* **Records for the task**
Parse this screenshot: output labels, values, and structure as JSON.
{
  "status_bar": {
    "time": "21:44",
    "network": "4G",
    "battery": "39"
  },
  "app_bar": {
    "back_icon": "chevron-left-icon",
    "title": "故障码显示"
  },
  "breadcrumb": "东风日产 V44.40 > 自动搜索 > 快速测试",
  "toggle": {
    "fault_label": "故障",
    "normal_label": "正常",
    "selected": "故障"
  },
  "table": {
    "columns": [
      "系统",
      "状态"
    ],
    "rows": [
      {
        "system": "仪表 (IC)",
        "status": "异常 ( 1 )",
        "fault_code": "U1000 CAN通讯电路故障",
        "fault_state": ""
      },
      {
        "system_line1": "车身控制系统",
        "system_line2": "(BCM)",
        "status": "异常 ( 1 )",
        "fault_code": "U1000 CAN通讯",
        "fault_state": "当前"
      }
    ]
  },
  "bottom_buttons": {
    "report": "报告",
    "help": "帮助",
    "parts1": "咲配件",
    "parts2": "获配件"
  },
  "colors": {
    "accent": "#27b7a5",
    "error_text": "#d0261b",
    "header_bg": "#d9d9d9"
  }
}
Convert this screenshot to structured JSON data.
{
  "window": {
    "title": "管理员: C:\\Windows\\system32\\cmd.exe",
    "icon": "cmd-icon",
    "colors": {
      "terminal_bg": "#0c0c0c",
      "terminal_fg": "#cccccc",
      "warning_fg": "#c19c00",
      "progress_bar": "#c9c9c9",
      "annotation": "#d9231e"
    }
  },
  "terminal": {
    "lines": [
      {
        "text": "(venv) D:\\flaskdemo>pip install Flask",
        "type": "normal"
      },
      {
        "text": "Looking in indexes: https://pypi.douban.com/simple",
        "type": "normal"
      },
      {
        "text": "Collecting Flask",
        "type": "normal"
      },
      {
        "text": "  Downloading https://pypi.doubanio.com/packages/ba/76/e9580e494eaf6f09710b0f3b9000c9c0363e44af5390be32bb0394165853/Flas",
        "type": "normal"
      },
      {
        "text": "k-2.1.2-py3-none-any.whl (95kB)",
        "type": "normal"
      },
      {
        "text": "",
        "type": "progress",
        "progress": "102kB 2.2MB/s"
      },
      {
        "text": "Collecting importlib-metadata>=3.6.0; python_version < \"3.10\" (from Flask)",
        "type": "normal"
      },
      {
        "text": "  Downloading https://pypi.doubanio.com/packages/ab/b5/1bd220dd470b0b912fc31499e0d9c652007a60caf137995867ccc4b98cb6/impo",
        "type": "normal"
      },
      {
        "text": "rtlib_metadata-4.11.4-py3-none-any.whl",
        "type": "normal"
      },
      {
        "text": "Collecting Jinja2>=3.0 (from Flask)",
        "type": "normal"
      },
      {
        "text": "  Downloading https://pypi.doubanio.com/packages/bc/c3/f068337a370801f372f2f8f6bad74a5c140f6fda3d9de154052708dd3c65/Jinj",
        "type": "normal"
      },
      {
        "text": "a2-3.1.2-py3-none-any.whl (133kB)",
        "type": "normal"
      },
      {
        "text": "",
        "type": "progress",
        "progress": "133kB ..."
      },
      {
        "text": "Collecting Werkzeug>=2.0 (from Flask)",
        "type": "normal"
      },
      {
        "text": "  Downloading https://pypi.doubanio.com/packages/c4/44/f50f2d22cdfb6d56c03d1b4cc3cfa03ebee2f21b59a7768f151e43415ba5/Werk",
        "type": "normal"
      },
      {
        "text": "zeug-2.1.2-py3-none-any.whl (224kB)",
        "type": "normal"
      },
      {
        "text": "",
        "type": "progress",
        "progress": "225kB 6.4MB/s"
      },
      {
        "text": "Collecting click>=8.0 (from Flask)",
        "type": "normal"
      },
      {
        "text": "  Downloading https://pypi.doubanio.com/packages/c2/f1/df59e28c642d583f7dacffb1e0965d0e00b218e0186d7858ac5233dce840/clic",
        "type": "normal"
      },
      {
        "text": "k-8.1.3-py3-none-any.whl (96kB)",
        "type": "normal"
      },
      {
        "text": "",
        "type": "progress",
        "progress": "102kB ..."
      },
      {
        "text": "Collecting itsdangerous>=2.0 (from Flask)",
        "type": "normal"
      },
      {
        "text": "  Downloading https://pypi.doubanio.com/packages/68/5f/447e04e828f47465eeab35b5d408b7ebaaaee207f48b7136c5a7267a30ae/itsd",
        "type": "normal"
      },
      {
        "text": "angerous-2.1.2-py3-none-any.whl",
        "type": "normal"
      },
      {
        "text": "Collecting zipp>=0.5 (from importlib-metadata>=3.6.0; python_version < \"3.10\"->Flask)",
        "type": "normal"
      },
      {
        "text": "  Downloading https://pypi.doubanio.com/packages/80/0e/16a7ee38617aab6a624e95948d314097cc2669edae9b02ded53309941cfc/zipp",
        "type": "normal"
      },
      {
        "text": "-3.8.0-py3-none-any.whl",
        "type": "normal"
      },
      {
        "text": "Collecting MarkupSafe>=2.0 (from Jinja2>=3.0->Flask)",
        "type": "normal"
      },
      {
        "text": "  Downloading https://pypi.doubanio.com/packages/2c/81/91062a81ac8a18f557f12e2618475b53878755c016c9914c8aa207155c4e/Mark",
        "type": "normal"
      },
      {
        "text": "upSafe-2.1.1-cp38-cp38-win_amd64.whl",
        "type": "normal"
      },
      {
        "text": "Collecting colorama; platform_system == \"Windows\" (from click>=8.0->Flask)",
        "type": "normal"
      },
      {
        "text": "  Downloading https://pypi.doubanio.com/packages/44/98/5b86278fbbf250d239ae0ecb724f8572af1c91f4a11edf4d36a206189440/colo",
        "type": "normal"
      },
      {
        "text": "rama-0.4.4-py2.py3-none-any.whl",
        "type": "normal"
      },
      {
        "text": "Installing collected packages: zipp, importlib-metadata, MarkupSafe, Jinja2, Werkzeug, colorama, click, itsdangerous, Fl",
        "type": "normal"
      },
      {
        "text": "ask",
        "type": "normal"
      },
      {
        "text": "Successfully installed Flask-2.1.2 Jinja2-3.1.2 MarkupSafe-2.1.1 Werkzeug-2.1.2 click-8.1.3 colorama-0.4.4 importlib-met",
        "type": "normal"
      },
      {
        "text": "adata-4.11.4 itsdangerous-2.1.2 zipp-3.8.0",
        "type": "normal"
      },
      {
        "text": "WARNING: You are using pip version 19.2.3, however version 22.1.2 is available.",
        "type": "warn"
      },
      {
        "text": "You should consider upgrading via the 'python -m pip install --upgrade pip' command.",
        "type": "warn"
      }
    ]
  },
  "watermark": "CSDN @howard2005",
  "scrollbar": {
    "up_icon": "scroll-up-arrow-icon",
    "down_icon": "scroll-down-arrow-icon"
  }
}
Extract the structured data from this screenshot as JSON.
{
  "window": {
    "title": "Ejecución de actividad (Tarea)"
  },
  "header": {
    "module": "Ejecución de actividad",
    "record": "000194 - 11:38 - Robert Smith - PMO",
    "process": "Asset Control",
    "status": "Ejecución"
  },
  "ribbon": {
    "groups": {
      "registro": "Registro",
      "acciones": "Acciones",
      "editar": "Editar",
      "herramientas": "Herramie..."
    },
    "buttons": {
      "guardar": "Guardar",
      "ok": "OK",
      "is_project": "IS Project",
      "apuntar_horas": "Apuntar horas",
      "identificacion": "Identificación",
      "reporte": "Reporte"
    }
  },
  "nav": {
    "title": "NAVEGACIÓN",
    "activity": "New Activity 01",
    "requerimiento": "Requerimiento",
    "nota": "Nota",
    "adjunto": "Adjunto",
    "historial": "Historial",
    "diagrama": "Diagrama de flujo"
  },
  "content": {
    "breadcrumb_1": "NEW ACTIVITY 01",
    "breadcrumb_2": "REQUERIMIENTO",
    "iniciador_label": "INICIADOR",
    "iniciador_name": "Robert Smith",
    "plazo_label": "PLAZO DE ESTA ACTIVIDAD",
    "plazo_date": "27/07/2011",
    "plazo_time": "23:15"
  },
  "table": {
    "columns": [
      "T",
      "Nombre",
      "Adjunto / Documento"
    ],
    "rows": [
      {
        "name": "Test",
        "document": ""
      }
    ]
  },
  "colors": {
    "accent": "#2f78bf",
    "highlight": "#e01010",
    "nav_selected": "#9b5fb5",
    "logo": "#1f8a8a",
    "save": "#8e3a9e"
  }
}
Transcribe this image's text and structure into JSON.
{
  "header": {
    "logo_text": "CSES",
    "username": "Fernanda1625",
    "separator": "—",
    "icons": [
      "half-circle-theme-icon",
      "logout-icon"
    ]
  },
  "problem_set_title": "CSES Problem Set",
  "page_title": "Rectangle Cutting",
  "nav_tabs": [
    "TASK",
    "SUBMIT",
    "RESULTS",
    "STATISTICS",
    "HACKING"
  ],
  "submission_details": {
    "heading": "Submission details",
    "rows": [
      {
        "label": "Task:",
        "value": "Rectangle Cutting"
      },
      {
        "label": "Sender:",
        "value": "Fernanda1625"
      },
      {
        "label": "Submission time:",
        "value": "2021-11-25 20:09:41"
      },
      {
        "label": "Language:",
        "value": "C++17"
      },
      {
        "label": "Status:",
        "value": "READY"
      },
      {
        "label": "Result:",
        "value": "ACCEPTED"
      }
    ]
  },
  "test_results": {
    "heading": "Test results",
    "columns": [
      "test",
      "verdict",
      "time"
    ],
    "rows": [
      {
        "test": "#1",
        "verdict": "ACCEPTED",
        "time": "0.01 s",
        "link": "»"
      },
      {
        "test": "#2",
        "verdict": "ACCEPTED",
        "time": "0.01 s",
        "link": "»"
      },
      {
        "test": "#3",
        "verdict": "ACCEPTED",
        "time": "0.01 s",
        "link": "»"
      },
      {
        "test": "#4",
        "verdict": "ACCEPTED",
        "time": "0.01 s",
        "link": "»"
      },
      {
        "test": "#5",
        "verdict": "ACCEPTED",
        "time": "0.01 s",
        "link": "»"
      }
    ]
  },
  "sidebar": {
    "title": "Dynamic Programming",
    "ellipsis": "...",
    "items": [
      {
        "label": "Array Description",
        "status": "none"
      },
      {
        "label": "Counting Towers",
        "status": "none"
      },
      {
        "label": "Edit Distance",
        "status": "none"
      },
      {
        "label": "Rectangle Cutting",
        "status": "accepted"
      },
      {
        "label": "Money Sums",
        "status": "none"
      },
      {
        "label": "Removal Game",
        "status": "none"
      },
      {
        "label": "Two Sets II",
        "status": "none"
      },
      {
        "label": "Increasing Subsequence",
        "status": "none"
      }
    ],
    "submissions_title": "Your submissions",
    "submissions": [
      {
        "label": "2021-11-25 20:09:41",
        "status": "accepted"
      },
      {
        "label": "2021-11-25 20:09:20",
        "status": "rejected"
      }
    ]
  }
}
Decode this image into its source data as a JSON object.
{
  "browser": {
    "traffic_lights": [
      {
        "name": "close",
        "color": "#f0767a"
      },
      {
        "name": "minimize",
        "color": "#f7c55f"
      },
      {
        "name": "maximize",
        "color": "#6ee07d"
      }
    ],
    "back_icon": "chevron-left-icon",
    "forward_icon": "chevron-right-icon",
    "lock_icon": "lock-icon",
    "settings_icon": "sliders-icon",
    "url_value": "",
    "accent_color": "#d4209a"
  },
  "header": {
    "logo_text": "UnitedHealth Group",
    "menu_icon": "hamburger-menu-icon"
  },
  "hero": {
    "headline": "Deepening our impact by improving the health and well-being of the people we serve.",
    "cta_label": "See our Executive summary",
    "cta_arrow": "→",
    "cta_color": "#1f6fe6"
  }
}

* **Set task**
Looking at the records above, work out how many lines include the string "submissions". Give the number and nothing else.

* **The answer**
2